■ **INFORMATION GIVEN**:
=======
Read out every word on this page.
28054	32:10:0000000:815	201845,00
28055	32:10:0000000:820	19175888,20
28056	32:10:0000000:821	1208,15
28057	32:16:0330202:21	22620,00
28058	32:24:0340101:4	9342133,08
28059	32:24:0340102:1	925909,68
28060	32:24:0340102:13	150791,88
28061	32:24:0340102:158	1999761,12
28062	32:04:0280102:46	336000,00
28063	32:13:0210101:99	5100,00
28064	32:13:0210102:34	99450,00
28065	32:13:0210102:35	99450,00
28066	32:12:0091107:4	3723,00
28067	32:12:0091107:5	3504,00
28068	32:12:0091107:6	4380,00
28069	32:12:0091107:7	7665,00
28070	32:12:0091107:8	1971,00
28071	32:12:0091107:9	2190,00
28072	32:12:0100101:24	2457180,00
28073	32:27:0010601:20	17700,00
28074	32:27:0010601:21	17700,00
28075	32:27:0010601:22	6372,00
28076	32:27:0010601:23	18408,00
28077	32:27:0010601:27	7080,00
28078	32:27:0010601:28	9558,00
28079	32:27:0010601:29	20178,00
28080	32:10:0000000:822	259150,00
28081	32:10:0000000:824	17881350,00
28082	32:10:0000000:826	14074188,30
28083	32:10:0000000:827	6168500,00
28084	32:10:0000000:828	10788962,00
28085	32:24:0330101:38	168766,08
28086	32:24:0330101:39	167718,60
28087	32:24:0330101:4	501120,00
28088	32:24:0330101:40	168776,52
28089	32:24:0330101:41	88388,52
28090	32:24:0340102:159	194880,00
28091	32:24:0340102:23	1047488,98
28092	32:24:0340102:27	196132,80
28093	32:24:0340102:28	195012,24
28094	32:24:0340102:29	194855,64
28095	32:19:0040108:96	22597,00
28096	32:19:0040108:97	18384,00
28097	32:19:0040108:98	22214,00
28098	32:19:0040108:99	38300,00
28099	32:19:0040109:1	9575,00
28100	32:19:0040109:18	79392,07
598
=======
■ **PROBLEM STATEMENT**:
Restate the data above word for word.

■ **CORRECT ANSWER**:
Read out every word on this page.
28054	32:10:0000000:815	201845,00
28055	32:10:0000000:820	19175888,20
28056	32:10:0000000:821	1208,15
28057	32:16:0330202:21	22620,00
28058	32:24:0340101:4	9342133,08
28059	32:24:0340102:1	925909,68
28060	32:24:0340102:13	150791,88
28061	32:24:0340102:158	1999761,12
28062	32:04:0280102:46	336000,00
28063	32:13:0210101:99	5100,00
28064	32:13:0210102:34	99450,00
28065	32:13:0210102:35	99450,00
28066	32:12:0091107:4	3723,00
28067	32:12:0091107:5	3504,00
28068	32:12:0091107:6	4380,00
28069	32:12:0091107:7	7665,00
28070	32:12:0091107:8	1971,00
28071	32:12:0091107:9	2190,00
28072	32:12:0100101:24	2457180,00
28073	32:27:0010601:20	17700,00
28074	32:27:0010601:21	17700,00
28075	32:27:0010601:22	6372,00
28076	32:27:0010601:23	18408,00
28077	32:27:0010601:27	7080,00
28078	32:27:0010601:28	9558,00
28079	32:27:0010601:29	20178,00
28080	32:10:0000000:822	259150,00
28081	32:10:0000000:824	17881350,00
28082	32:10:0000000:826	14074188,30
28083	32:10:0000000:827	6168500,00
28084	32:10:0000000:828	10788962,00
28085	32:24:0330101:38	168766,08
28086	32:24:0330101:39	167718,60
28087	32:24:0330101:4	501120,00
28088	32:24:0330101:40	168776,52
28089	32:24:0330101:41	88388,52
28090	32:24:0340102:159	194880,00
28091	32:24:0340102:23	1047488,98
28092	32:24:0340102:27	196132,80
28093	32:24:0340102:28	195012,24
28094	32:24:0340102:29	194855,64
28095	32:19:0040108:96	22597,00
28096	32:19:0040108:97	18384,00
28097	32:19:0040108:98	22214,00
28098	32:19:0040108:99	38300,00
28099	32:19:0040109:1	9575,00
28100	32:19:0040109:18	79392,07
598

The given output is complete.